Tarefa A: Segundo o texto sobre comida e afeto, em que tipo de alimento a pessoa costuma exagerar quando a comida adquire funções afetivas?
Tarefa B: Dê continuidade ao texto sobre comida e afeto a partir da última frase apresentada.

Em nossa cultura, o significado da comida ultrapassa os de atendimento às necessidades de sobrevivência e nutrição do corpo. Comemos para celebrar as alegrias, ou ainda comemos quando estamos tristes para “esquecer” as dores. Que criança nunca deixou de chorar após ganhar um docinho? A comida anda de mãos dadas com o afeto. Por conta dessa conotação afetiva, muitas vezes comemos não por fome – impulso fisiológico –, e sim por apetite – o qual é fortemente influenciado pelo nosso estado emocional.
Em diversas pessoas, a comida preenche necessidades emocionais, “resolve” conflitos da vida ou atua como recompensa a tensões emocionais. Isso pode começar desde o berço, quando a mãe interpreta todo choro do bebê como decorrência de fome e lhe oferece o alimento como consolo. Como resultado, a criança aprende a sanar suas sensações desconfortáveis com comida. Interessante observar que, quando a comida adquire funções afetivas, a pessoa excede – na maioria dos casos – em carboidratos e não em proteínas. É uma maneira de colocar mais doçura em uma vida amarga.

Dados registrados:
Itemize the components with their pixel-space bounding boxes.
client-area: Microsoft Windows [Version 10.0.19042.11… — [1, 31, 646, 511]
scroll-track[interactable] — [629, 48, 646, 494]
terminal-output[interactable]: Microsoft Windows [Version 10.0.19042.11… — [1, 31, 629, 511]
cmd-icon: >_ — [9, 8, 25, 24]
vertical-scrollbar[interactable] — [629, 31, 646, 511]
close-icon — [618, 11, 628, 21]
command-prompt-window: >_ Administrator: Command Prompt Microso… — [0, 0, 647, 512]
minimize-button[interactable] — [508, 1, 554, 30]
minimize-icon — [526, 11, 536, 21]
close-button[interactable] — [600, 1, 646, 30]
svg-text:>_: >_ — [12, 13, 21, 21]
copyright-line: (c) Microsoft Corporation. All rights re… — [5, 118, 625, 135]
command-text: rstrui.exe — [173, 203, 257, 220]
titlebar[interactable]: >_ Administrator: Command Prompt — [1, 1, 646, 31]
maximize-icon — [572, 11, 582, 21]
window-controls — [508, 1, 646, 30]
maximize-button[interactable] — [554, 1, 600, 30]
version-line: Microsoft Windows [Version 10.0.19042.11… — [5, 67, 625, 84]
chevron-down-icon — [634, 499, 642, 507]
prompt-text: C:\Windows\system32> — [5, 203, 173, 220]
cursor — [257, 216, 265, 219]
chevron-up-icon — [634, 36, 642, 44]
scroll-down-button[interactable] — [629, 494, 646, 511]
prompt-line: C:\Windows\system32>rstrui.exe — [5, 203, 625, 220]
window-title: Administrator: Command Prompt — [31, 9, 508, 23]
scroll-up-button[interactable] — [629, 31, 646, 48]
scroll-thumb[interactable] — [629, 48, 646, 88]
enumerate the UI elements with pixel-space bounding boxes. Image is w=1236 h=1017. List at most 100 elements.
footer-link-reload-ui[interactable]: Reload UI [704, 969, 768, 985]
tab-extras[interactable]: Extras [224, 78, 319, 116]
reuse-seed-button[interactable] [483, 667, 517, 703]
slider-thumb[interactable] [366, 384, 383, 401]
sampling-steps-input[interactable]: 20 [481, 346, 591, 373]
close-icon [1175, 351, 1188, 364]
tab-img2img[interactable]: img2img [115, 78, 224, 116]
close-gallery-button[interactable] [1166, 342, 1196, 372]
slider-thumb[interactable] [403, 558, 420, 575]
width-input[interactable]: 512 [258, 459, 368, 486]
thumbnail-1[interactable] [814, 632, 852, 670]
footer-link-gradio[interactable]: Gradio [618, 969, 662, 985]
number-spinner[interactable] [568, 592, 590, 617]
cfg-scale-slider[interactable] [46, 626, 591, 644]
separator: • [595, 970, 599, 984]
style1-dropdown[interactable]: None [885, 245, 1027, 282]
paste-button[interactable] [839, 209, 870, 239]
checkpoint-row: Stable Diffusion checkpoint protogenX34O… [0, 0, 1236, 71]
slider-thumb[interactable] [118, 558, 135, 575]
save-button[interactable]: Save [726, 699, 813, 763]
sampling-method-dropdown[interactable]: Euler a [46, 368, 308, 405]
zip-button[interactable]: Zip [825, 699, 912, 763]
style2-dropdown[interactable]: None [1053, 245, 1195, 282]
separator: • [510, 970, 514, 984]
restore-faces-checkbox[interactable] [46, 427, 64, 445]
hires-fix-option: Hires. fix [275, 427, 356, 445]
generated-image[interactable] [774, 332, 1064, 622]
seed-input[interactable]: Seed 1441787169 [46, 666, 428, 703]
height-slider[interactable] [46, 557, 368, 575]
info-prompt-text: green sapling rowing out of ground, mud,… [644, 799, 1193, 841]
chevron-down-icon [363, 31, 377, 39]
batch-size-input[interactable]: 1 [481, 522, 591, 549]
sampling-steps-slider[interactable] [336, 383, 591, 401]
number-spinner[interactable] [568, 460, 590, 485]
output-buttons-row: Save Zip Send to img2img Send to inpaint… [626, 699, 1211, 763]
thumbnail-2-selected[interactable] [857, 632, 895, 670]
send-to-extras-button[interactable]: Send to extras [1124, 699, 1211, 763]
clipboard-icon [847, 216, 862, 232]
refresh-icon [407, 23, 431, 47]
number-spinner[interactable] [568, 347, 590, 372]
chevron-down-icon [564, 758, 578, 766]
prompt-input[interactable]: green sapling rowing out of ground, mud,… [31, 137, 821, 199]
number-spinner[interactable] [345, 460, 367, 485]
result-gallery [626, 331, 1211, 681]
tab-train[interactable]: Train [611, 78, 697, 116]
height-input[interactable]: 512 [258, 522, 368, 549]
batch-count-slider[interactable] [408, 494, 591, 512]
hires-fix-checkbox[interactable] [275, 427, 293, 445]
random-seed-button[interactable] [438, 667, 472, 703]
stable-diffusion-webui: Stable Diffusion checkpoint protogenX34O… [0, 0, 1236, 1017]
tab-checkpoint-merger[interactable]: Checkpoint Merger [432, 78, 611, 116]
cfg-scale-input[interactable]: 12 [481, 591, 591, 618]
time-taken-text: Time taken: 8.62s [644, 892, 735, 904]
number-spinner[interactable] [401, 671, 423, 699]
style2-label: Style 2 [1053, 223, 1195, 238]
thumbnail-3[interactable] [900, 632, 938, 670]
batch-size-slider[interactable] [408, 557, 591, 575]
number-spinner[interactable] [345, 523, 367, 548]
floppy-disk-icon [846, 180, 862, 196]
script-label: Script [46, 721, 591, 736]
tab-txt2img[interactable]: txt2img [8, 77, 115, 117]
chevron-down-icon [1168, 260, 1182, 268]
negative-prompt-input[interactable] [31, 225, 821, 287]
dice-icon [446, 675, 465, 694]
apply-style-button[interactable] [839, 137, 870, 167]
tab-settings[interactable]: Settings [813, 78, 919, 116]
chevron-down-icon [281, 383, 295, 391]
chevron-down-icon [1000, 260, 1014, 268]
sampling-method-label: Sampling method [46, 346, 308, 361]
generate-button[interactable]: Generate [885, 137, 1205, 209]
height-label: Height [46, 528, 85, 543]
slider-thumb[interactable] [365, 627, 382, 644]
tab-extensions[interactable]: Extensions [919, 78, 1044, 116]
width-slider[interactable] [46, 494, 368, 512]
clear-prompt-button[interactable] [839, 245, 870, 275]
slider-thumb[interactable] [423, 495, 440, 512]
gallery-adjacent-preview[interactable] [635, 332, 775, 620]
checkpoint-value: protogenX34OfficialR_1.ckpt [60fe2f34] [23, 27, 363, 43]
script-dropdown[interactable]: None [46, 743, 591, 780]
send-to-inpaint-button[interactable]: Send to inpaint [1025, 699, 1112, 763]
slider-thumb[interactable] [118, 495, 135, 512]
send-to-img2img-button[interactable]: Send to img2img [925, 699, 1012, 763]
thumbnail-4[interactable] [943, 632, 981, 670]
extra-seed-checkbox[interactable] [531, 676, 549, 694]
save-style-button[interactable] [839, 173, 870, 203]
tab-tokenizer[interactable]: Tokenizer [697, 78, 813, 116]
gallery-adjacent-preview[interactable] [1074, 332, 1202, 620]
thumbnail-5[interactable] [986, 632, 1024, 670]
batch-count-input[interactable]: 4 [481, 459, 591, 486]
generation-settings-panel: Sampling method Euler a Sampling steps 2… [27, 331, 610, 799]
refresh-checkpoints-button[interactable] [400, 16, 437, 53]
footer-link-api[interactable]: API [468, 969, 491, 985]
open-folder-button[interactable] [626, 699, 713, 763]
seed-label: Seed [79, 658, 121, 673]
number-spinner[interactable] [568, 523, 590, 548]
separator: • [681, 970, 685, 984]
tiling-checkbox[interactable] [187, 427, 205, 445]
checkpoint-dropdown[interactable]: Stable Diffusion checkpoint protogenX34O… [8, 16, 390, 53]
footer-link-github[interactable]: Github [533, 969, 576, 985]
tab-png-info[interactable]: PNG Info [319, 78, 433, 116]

Resposta A: Em carboidratos, e não em proteínas.

Resposta B:
A ingestão de carboidratos torna o processo do emagrecimento mais árduo, não só pela quantidade elevada de calorias, mas pelo próprio processo metabólico dos açúcares.
O nível de açúcar no sangue deve ser mantido estável porque a glicose é essencial para fornecer energia ao cérebro. Quando a taxa de açúcar no sangue fica abaixo do nível normal, o hipotálamo recebe esta mensagem e estimula a ingestão de comida para recuperar o nível habitual. A baixa taxa de açúcar causa fadiga, depressão, irritabilidade, tontura, dor de cabeça, desmaios e confusão mental. A ingestão do carboidrato aumenta a energia do organismo e reverte muitos desses sintomas, todavia de forma temporária. Se a ingestão alimentar for de grande quantidade de carboidratos, o sangue enche-se de açúcar e liberará grande a quantidade de insulina – hormônio responsável por “transportar” a glicose para as células do corpo – para tentar manter seu nível normal. Porém, com a “saída” de grande quantidade de açúcar do sangue para as células, o nível de glicose sanguínea cai abaixo da curva normal resultando em maior desejo de consumir açúcar. Portanto, quanto maior a ingestão de açúcar, menor o nível de açúcar no sangue, e maior o desejo de consumir açúcar … e assim por diante, num ciclo repetitivo.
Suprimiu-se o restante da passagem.